Records from a dataset:

::::

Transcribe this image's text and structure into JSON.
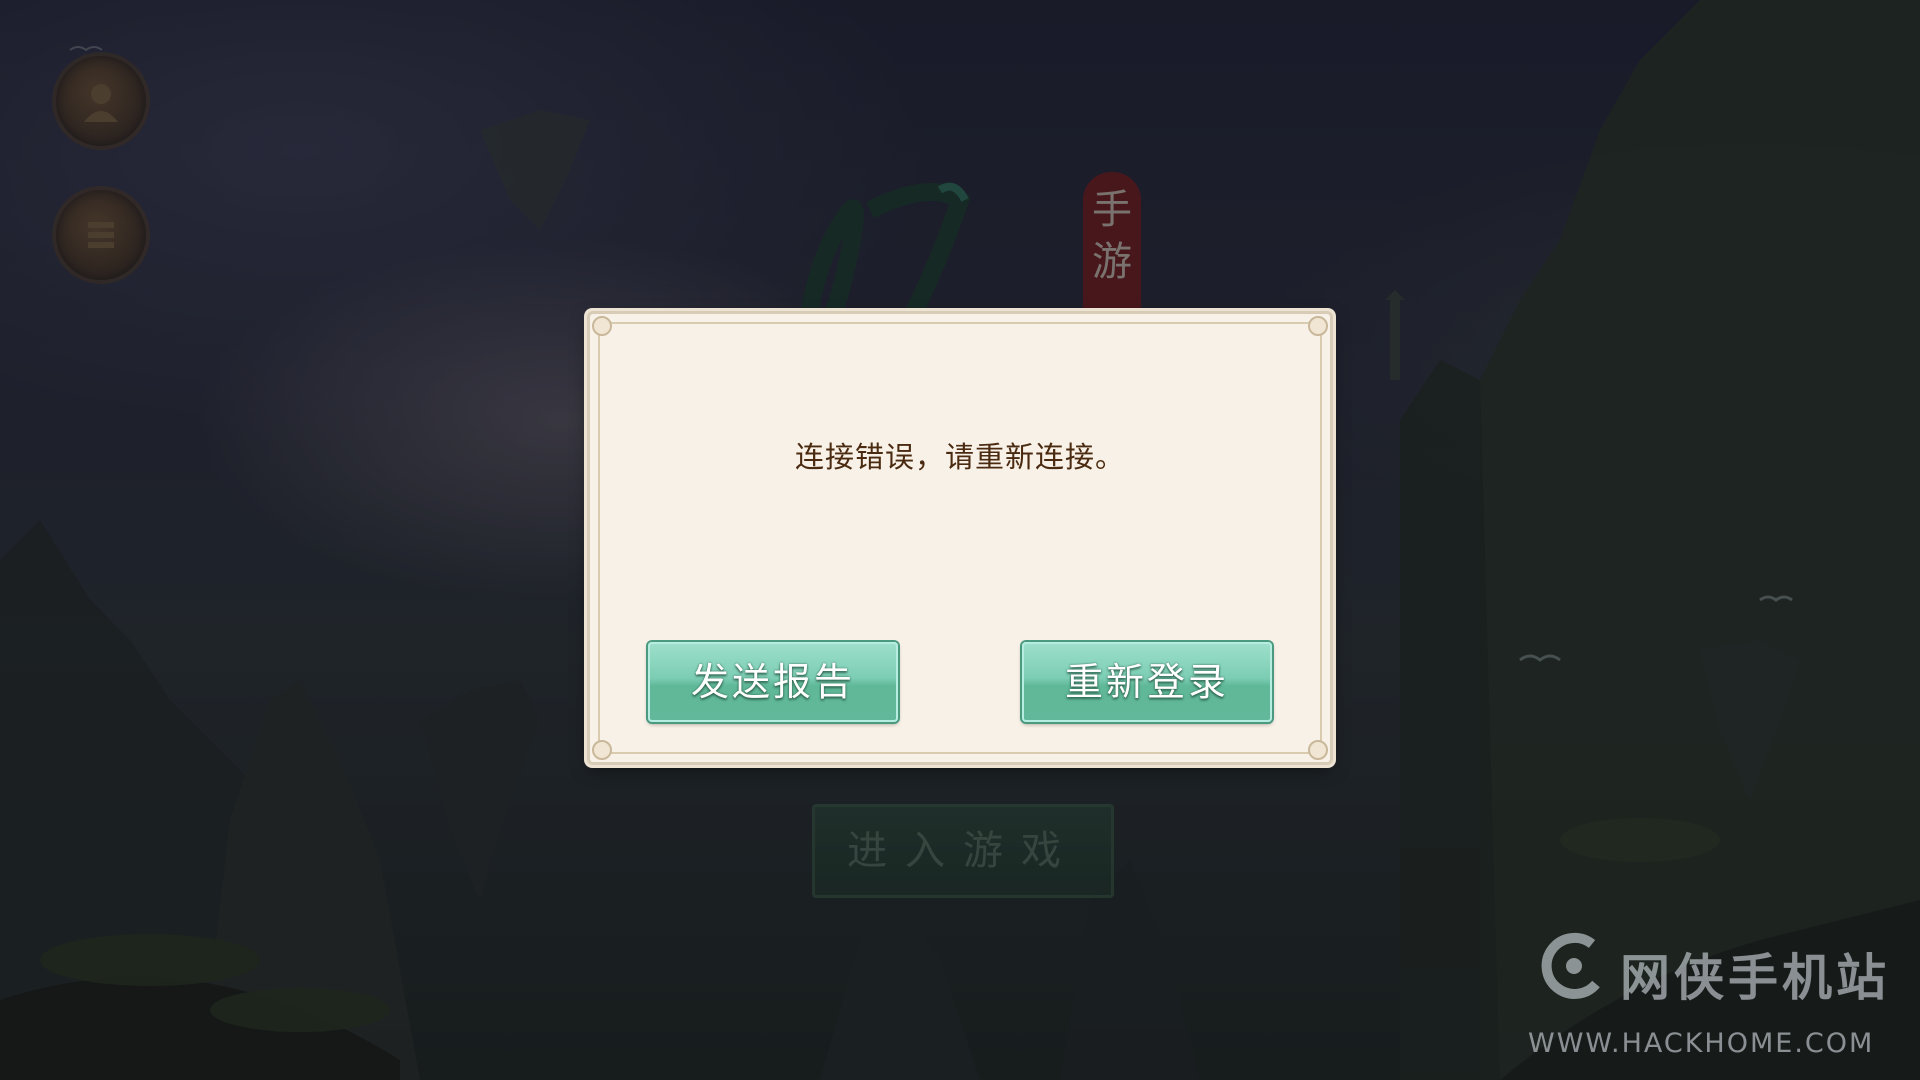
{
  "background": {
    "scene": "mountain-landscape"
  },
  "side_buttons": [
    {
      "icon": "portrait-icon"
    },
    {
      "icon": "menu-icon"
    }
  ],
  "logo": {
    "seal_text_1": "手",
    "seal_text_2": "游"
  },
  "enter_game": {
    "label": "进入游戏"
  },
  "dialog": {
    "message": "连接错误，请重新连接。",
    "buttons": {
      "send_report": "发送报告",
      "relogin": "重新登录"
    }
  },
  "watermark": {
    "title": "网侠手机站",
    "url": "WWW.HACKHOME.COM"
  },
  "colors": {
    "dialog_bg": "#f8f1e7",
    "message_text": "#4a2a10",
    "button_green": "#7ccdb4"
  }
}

::::

What you will do:
Give the entries again word for word, but skip the pictures.

Final result:
Transcribe this image's text and structure into JSON.
{
  "background": {
    "scene": "mountain-landscape"
  },
  "side_buttons": [
    {
      "icon": "portrait-icon"
    },
    {
      "icon": "menu-icon"
    }
  ],
  "logo": {
    "seal_text_1": "手",
    "seal_text_2": "游"
  },
  "enter_game": {
    "label": "进入游戏"
  },
  "dialog": {
    "message": "连接错误，请重新连接。",
    "buttons": {
      "send_report": "发送报告",
      "relogin": "重新登录"
    }
  },
  "watermark": {
    "title": "网侠手机站",
    "url": "WWW.HACKHOME.COM"
  },
  "colors": {
    "dialog_bg": "#f8f1e7",
    "message_text": "#4a2a10",
    "button_green": "#7ccdb4"
  }
}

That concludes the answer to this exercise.